▸ YOUR OBJECTIVE
Which lines include the word "varios"? Copy each of them.

* Start *

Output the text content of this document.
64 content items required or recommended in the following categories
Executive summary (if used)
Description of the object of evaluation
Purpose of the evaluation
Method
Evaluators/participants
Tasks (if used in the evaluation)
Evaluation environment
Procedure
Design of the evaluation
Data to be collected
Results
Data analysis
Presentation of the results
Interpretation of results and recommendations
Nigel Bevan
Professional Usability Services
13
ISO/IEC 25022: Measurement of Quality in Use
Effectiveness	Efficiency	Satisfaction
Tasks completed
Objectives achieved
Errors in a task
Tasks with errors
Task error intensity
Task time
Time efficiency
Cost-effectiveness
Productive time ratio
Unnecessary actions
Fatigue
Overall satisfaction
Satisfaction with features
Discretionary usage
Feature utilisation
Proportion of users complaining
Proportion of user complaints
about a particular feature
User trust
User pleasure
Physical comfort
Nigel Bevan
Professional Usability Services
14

* End *
* Start *

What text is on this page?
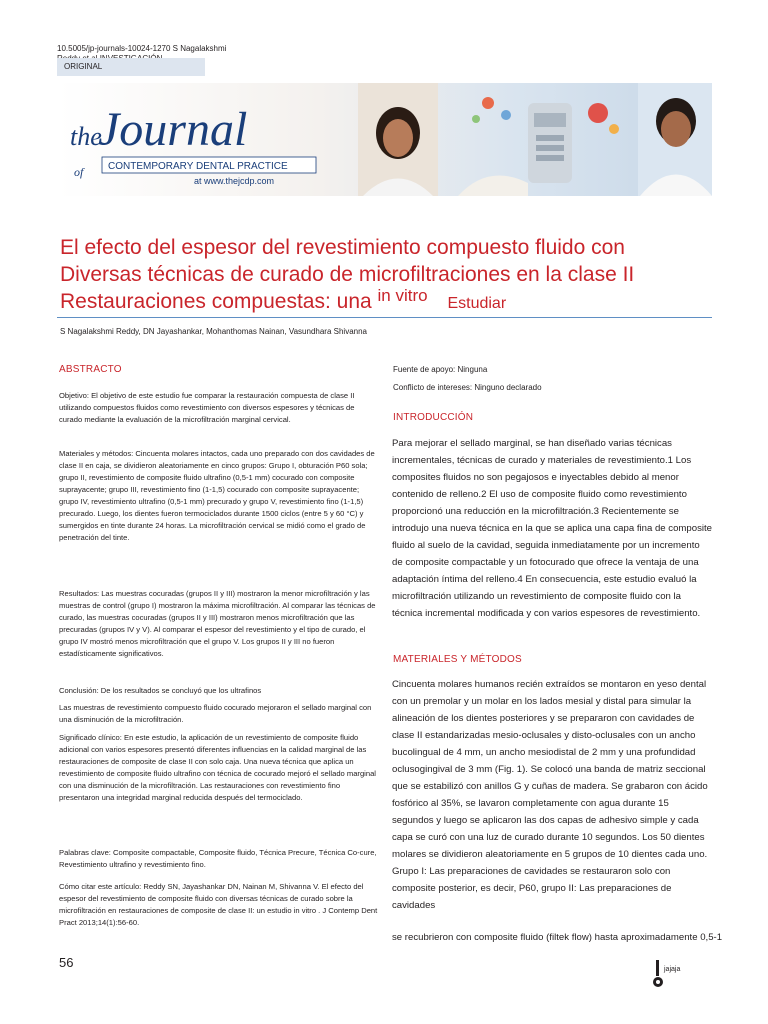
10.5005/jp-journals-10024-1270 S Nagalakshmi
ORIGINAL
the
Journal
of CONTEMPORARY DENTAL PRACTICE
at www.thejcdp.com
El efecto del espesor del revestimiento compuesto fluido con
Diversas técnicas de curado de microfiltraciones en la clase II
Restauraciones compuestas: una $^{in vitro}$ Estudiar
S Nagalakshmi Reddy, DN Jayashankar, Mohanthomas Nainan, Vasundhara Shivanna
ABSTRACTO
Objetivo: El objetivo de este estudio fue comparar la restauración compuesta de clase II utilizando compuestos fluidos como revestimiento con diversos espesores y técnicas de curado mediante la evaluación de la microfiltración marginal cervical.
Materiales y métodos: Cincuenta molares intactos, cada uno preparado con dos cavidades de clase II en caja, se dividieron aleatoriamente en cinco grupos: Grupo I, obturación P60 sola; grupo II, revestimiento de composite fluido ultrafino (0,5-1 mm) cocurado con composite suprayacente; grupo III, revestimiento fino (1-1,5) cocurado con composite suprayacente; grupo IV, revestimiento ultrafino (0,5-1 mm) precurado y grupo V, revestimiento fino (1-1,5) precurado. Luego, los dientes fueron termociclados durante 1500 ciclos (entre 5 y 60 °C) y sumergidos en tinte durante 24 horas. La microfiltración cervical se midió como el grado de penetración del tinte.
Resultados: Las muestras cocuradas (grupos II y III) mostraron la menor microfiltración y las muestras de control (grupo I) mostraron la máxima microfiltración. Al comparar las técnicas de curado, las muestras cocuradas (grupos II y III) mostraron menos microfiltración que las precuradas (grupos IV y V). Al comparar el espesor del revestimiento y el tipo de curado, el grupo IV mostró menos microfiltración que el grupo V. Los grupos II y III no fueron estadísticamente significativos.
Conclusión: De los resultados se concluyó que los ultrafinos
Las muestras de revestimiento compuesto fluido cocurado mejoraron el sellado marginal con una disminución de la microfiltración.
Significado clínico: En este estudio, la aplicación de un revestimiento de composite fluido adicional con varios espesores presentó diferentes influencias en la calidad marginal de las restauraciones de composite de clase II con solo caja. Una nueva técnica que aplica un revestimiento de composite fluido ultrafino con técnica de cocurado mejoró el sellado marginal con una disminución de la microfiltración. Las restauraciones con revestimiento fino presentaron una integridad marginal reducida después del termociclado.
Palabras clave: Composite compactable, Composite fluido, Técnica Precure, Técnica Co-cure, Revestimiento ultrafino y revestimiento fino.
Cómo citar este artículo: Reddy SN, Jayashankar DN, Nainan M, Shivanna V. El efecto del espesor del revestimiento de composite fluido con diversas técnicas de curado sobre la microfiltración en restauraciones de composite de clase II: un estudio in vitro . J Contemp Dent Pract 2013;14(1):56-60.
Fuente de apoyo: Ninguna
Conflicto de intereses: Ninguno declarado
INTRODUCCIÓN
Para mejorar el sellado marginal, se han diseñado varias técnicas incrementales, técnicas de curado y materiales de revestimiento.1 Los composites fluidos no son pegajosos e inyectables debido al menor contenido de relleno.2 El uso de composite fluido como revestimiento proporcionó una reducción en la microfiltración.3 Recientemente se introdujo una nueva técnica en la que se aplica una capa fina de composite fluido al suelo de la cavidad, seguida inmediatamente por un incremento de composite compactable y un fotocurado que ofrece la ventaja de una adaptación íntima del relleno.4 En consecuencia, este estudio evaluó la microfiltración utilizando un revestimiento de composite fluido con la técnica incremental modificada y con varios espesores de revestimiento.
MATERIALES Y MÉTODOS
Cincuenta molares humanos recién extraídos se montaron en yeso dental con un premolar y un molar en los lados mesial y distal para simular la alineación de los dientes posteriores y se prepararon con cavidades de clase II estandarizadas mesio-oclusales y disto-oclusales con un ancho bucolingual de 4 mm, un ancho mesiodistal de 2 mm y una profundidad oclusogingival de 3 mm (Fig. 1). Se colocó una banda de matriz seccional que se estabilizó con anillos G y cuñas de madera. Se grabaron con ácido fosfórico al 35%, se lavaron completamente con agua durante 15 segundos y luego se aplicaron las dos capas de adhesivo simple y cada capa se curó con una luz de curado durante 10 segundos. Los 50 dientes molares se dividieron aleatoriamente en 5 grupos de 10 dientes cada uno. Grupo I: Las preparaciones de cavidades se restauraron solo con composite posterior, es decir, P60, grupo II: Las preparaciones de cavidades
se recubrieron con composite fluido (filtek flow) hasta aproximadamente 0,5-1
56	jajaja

* End *

▸ RESPONSE TO THIS EXERCISE
Significado clínico: En este estudio, la aplicación de un revestimiento de composite fluido adicional con varios espesores presentó diferentes influencias en la calidad marginal de las restauraciones de composite de clase II con solo caja. Una nueva técnica que aplica un revestimiento de composite fluido ultrafino con técnica de cocurado mejoró el sellado marginal con una disminución de la microfiltración. Las restauraciones con revestimiento fino presentaron una integridad marginal reducida después del termociclado.
Para mejorar el sellado marginal, se han diseñado varias técnicas incrementales, técnicas de curado y materiales de revestimiento.1 Los composites fluidos no son pegajosos e inyectables debido al menor contenido de relleno.2 El uso de composite fluido como revestimiento proporcionó una reducción en la microfiltración.3 Recientemente se introdujo una nueva técnica en la que se aplica una capa fina de composite fluido al suelo de la cavidad, seguida inmediatamente por un incremento de composite compactable y un fotocurado que ofrece la ventaja de una adaptación íntima del relleno.4 En consecuencia, este estudio evaluó la microfiltración utilizando un revestimiento de composite fluido con la técnica incremental modificada y con varios espesores de revestimiento.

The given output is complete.